**Exercise directions**
Each line that holds the word "fish" counts once. Give the total number of such lines and nothing else.

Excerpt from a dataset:
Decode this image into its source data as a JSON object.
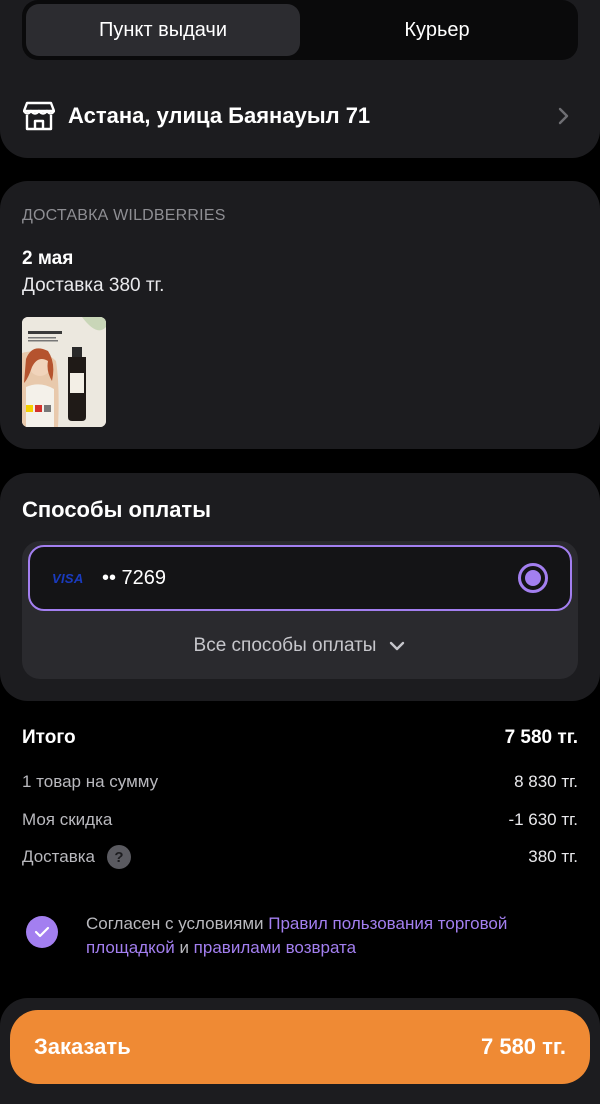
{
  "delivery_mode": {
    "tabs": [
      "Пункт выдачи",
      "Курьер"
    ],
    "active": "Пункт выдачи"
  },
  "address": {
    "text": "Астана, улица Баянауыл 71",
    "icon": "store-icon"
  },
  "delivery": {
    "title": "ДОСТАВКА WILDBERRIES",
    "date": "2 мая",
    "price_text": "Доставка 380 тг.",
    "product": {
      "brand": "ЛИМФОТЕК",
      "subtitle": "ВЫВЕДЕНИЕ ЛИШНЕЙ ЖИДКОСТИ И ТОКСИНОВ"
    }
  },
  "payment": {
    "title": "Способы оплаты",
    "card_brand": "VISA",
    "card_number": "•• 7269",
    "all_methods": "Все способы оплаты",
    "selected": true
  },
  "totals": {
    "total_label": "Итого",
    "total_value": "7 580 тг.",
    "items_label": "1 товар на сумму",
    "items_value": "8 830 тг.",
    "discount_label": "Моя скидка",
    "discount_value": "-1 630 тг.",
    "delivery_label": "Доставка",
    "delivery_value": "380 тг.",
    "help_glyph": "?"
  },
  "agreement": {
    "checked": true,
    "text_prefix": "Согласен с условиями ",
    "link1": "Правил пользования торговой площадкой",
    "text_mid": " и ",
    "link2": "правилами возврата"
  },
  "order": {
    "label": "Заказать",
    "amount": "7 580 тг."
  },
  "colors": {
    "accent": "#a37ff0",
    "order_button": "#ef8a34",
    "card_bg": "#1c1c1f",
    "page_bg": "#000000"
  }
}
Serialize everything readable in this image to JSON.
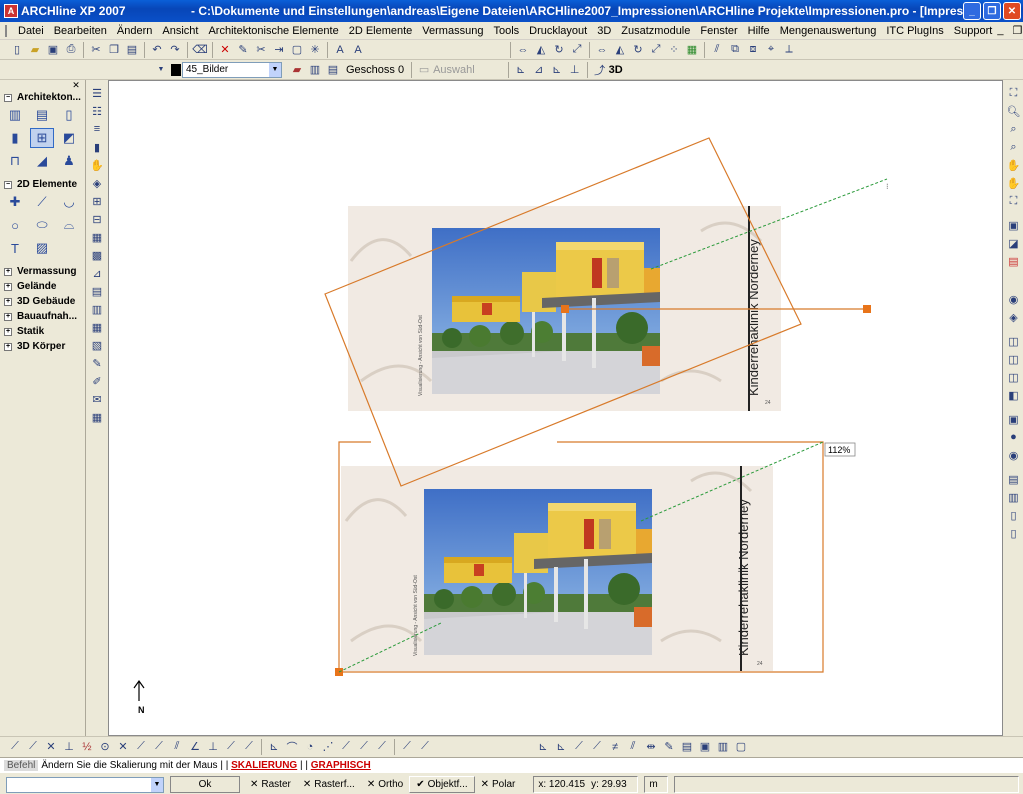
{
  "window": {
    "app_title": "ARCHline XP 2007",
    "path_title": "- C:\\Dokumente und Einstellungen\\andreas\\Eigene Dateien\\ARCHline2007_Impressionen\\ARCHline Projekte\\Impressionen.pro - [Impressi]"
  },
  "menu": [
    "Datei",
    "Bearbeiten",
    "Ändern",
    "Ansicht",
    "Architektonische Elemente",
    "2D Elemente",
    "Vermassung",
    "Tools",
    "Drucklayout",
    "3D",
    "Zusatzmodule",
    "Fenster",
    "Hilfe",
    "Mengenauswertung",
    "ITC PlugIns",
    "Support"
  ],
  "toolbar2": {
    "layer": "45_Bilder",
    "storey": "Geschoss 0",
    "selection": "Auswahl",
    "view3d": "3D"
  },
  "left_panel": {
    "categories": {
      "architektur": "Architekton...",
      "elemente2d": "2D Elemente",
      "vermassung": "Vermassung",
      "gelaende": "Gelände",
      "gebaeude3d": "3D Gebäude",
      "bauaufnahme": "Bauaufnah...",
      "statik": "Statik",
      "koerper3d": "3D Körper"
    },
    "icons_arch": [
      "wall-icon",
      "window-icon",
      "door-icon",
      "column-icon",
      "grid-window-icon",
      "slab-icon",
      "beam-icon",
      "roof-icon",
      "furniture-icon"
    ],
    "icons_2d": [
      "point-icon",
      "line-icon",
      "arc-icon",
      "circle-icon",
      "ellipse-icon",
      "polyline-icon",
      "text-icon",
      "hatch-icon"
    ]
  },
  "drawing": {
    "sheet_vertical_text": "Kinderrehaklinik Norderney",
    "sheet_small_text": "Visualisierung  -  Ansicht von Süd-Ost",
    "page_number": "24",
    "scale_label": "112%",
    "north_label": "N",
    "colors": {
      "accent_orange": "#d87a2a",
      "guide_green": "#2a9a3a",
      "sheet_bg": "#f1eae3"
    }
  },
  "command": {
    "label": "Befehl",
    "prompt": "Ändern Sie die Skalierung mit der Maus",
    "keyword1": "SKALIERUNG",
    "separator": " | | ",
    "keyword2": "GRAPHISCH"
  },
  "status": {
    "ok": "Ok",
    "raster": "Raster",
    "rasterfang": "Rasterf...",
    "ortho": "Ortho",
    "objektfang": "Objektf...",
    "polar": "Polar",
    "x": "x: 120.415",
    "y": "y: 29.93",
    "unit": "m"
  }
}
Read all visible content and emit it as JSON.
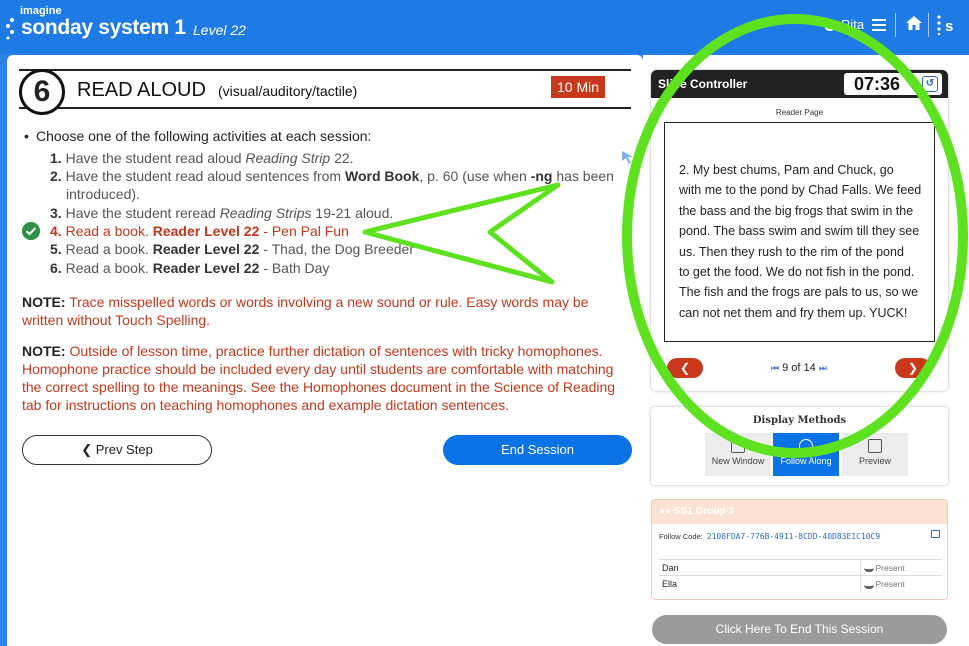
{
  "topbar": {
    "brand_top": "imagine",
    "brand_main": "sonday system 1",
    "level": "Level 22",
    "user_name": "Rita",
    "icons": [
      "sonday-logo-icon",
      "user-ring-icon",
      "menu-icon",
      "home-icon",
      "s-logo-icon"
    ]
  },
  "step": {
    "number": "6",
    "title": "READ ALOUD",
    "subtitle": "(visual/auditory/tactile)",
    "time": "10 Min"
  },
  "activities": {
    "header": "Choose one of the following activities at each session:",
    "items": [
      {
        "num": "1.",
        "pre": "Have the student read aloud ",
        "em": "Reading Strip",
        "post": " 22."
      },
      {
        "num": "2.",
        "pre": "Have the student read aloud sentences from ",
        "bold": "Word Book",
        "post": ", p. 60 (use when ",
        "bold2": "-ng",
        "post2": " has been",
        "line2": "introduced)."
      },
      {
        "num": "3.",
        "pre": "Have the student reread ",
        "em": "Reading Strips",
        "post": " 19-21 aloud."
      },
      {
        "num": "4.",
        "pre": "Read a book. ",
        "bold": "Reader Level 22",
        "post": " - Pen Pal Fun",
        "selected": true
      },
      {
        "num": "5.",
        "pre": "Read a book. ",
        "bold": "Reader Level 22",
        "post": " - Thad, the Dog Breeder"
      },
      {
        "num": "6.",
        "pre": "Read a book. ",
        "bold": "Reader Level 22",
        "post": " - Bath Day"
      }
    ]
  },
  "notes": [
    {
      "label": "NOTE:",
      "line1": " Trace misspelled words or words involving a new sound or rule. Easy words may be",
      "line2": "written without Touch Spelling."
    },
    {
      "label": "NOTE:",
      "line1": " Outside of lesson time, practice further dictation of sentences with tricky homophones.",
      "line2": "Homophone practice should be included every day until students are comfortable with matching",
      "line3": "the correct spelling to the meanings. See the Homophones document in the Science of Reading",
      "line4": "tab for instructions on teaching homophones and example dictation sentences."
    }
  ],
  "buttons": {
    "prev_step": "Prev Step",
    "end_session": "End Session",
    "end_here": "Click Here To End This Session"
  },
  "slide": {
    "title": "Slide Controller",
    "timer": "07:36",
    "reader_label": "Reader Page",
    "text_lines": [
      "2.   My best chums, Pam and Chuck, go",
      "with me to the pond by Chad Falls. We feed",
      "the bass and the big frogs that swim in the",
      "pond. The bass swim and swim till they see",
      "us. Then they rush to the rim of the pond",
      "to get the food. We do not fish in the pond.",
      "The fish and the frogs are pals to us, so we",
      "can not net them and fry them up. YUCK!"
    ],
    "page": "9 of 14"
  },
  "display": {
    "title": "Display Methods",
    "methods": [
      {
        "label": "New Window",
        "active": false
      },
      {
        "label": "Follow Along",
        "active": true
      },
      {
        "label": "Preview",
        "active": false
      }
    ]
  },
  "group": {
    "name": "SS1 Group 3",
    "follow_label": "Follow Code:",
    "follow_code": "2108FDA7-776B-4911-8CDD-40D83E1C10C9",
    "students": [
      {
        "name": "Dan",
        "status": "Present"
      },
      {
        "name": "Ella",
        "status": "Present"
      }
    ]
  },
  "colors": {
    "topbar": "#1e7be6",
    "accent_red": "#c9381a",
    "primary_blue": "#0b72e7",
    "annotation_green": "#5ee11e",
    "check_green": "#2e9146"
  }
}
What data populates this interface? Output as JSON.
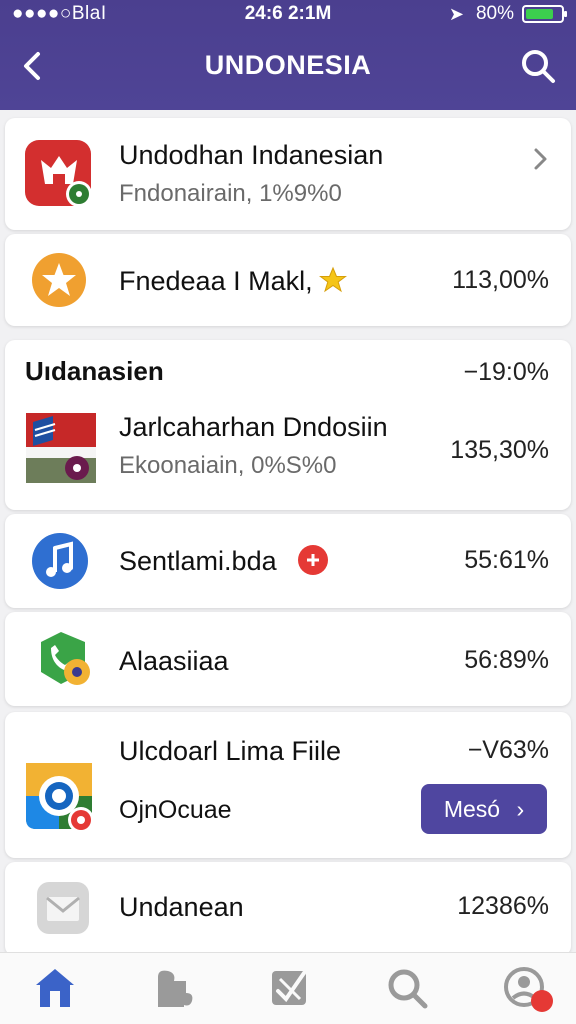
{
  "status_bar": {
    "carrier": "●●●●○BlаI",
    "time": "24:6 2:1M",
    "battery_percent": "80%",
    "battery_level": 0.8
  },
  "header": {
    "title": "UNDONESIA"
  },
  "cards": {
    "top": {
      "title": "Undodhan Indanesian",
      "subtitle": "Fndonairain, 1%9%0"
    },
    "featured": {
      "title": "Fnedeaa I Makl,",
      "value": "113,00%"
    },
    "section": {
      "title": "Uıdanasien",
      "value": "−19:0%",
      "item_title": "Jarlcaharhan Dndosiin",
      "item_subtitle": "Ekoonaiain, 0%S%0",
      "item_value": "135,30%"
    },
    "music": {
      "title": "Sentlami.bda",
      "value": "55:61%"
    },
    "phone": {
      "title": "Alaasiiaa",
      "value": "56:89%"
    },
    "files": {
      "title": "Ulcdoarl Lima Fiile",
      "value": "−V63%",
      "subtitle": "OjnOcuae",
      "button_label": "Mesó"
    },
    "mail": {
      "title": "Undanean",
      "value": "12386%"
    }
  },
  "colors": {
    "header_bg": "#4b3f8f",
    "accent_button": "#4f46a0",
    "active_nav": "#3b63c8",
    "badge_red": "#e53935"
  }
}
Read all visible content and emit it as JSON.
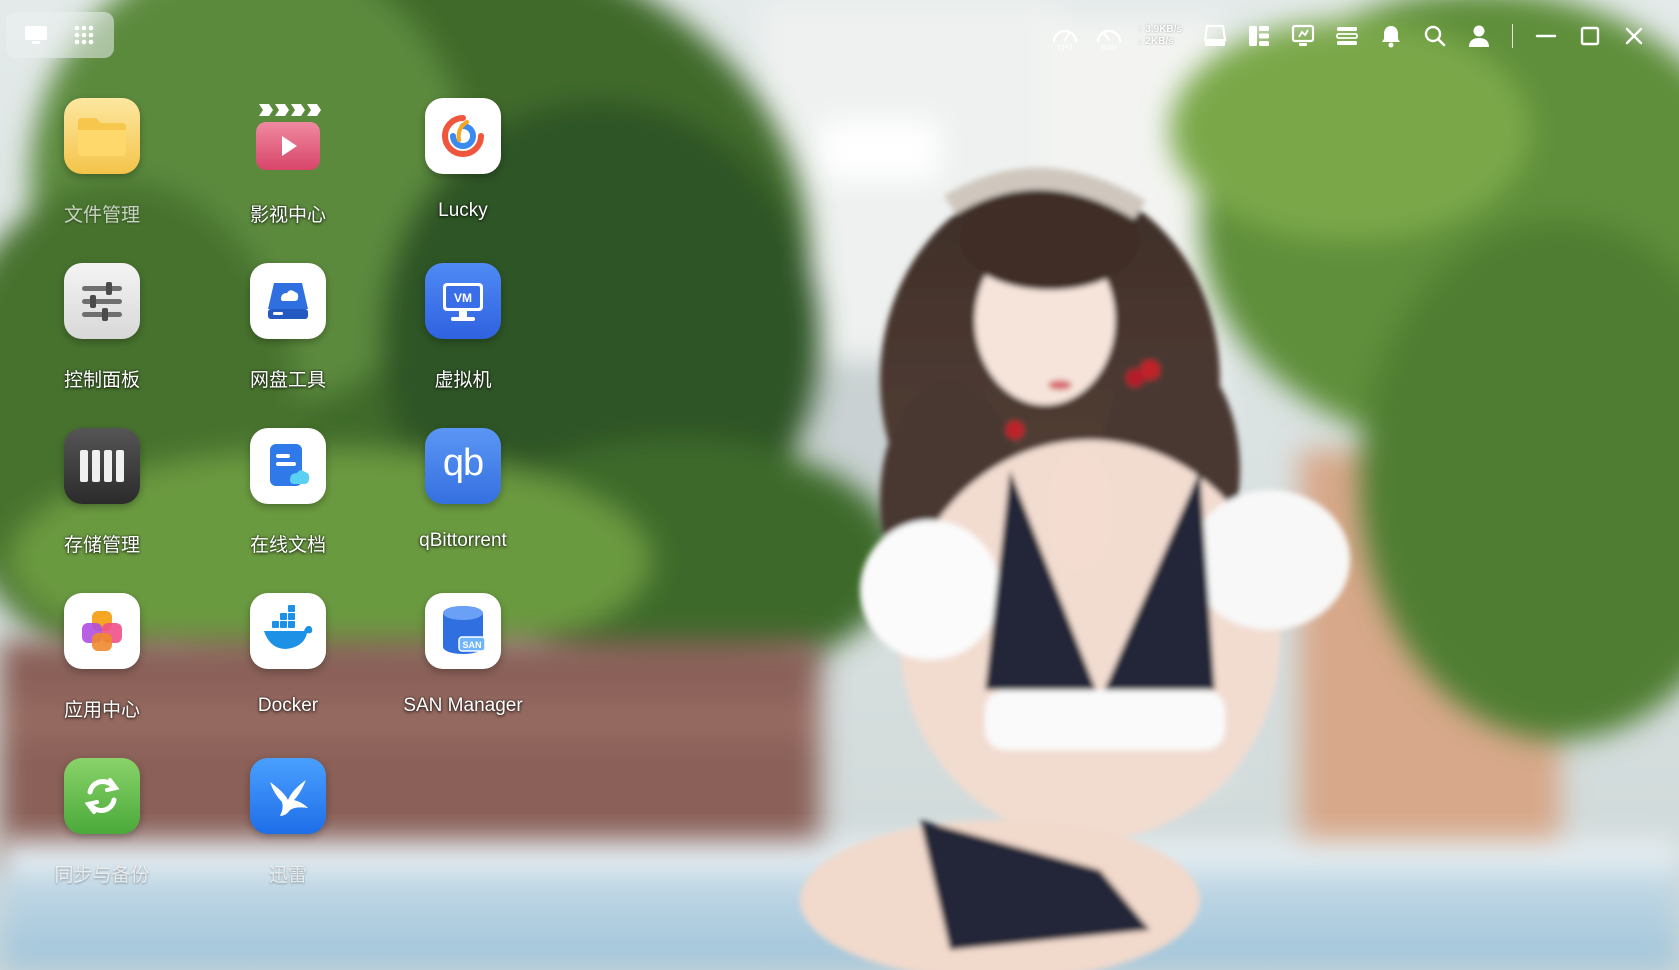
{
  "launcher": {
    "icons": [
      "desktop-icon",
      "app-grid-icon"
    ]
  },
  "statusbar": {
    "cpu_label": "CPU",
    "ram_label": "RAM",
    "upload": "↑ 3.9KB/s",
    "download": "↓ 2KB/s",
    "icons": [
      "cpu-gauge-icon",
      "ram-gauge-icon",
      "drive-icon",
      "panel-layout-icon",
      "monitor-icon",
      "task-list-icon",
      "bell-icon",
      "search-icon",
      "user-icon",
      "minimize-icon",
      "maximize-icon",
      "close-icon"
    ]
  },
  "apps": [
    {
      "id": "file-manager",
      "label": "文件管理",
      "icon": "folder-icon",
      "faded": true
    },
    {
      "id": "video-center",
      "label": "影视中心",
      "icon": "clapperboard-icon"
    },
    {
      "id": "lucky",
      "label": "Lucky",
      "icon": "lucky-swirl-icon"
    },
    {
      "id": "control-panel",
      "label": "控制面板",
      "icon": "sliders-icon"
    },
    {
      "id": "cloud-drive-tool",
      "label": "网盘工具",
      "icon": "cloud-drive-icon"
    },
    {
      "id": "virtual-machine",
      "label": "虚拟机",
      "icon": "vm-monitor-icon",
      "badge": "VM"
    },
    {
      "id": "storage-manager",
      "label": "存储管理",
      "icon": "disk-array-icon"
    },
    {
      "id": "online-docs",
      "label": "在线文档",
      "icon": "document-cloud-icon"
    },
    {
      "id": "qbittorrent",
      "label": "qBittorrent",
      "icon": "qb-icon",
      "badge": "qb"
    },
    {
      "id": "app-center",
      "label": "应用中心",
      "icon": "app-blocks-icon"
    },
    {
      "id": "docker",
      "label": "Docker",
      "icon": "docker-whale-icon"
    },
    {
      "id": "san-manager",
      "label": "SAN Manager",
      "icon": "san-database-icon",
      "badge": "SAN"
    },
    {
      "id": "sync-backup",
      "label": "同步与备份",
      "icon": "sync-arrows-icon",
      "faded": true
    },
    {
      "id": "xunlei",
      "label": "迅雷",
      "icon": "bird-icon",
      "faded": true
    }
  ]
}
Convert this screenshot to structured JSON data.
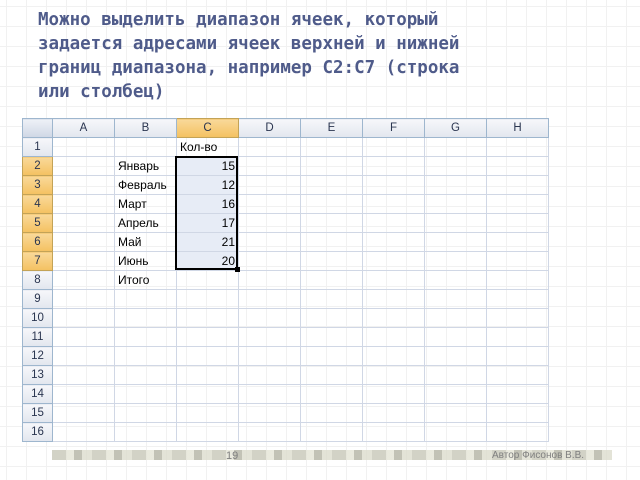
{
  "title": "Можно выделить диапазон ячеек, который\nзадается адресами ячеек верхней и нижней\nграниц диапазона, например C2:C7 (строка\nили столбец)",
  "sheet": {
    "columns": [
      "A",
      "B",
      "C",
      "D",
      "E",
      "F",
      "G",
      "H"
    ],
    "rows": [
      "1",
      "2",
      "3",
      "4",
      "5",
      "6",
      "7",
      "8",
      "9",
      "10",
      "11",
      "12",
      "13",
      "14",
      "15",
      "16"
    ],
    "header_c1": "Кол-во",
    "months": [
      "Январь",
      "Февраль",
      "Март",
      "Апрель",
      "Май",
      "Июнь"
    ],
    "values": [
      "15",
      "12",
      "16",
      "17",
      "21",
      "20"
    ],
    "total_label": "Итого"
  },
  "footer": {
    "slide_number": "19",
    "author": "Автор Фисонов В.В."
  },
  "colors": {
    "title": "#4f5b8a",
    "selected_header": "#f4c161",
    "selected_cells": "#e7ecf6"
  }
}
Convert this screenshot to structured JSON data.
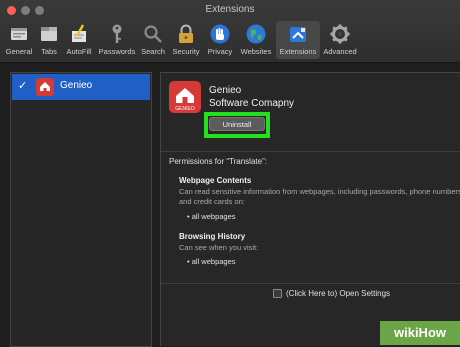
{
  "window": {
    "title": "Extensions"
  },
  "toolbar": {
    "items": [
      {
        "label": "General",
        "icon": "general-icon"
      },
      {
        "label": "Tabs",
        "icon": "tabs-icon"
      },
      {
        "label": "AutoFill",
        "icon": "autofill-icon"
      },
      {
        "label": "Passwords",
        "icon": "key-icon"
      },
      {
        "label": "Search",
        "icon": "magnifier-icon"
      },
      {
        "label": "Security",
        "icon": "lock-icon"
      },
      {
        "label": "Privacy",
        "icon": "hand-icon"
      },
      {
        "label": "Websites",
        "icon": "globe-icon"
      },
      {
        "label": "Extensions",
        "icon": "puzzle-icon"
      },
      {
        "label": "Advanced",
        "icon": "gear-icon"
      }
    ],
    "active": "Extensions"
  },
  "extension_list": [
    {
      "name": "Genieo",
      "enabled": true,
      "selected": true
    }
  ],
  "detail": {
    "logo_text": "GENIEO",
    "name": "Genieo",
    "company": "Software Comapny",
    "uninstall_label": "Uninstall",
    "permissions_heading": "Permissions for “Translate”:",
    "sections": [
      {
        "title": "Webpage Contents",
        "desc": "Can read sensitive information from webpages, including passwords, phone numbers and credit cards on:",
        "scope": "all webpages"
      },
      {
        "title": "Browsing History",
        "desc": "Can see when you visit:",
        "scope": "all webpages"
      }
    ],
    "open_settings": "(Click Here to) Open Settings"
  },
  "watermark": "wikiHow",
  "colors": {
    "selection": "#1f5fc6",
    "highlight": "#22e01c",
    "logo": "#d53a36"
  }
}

**Full solution**
2